→ **Problem requirements**
Please output every line of the material as it stands, without the pictures.

→ **Stored entries**

* begin *

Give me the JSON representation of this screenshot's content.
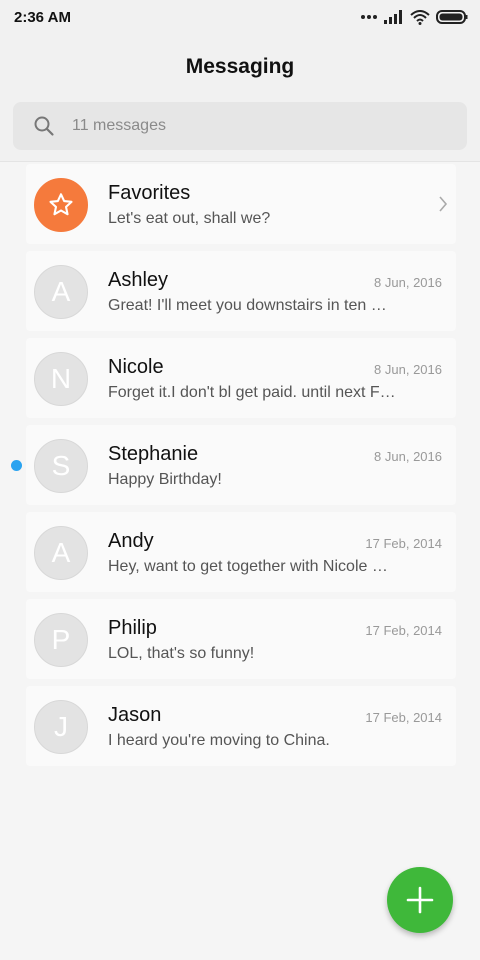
{
  "status_bar": {
    "time": "2:36 AM",
    "icons": [
      "more-dots-icon",
      "signal-icon",
      "wifi-icon",
      "battery-icon"
    ]
  },
  "header": {
    "title": "Messaging"
  },
  "search": {
    "placeholder": "11 messages"
  },
  "favorites": {
    "name": "Favorites",
    "preview": "Let's eat out, shall we?",
    "icon": "star-icon",
    "color": "#f57a3c"
  },
  "conversations": [
    {
      "initial": "A",
      "name": "Ashley",
      "preview": "Great! I'll meet you downstairs in ten …",
      "date": "8 Jun, 2016",
      "unread": false
    },
    {
      "initial": "N",
      "name": "Nicole",
      "preview": "Forget it.I don't bl get paid. until next F…",
      "date": "8 Jun, 2016",
      "unread": false
    },
    {
      "initial": "S",
      "name": "Stephanie",
      "preview": "Happy Birthday!",
      "date": "8 Jun, 2016",
      "unread": true
    },
    {
      "initial": "A",
      "name": "Andy",
      "preview": "Hey, want to get together with Nicole …",
      "date": "17 Feb, 2014",
      "unread": false
    },
    {
      "initial": "P",
      "name": "Philip",
      "preview": "LOL, that's so funny!",
      "date": "17 Feb, 2014",
      "unread": false
    },
    {
      "initial": "J",
      "name": "Jason",
      "preview": "I heard you're moving to China.",
      "date": "17 Feb, 2014",
      "unread": false
    }
  ],
  "colors": {
    "unread_dot": "#2aa3f0",
    "fab": "#3fb83a"
  },
  "fab": {
    "icon": "plus-icon"
  }
}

* end *

→ **Solved problem**
Give me the JSON representation of this screenshot's content.
{
  "status_bar": {
    "time": "2:36 AM",
    "icons": [
      "more-dots-icon",
      "signal-icon",
      "wifi-icon",
      "battery-icon"
    ]
  },
  "header": {
    "title": "Messaging"
  },
  "search": {
    "placeholder": "11 messages"
  },
  "favorites": {
    "name": "Favorites",
    "preview": "Let's eat out, shall we?",
    "icon": "star-icon",
    "color": "#f57a3c"
  },
  "conversations": [
    {
      "initial": "A",
      "name": "Ashley",
      "preview": "Great! I'll meet you downstairs in ten …",
      "date": "8 Jun, 2016",
      "unread": false
    },
    {
      "initial": "N",
      "name": "Nicole",
      "preview": "Forget it.I don't bl get paid. until next F…",
      "date": "8 Jun, 2016",
      "unread": false
    },
    {
      "initial": "S",
      "name": "Stephanie",
      "preview": "Happy Birthday!",
      "date": "8 Jun, 2016",
      "unread": true
    },
    {
      "initial": "A",
      "name": "Andy",
      "preview": "Hey, want to get together with Nicole …",
      "date": "17 Feb, 2014",
      "unread": false
    },
    {
      "initial": "P",
      "name": "Philip",
      "preview": "LOL, that's so funny!",
      "date": "17 Feb, 2014",
      "unread": false
    },
    {
      "initial": "J",
      "name": "Jason",
      "preview": "I heard you're moving to China.",
      "date": "17 Feb, 2014",
      "unread": false
    }
  ],
  "colors": {
    "unread_dot": "#2aa3f0",
    "fab": "#3fb83a"
  },
  "fab": {
    "icon": "plus-icon"
  }
}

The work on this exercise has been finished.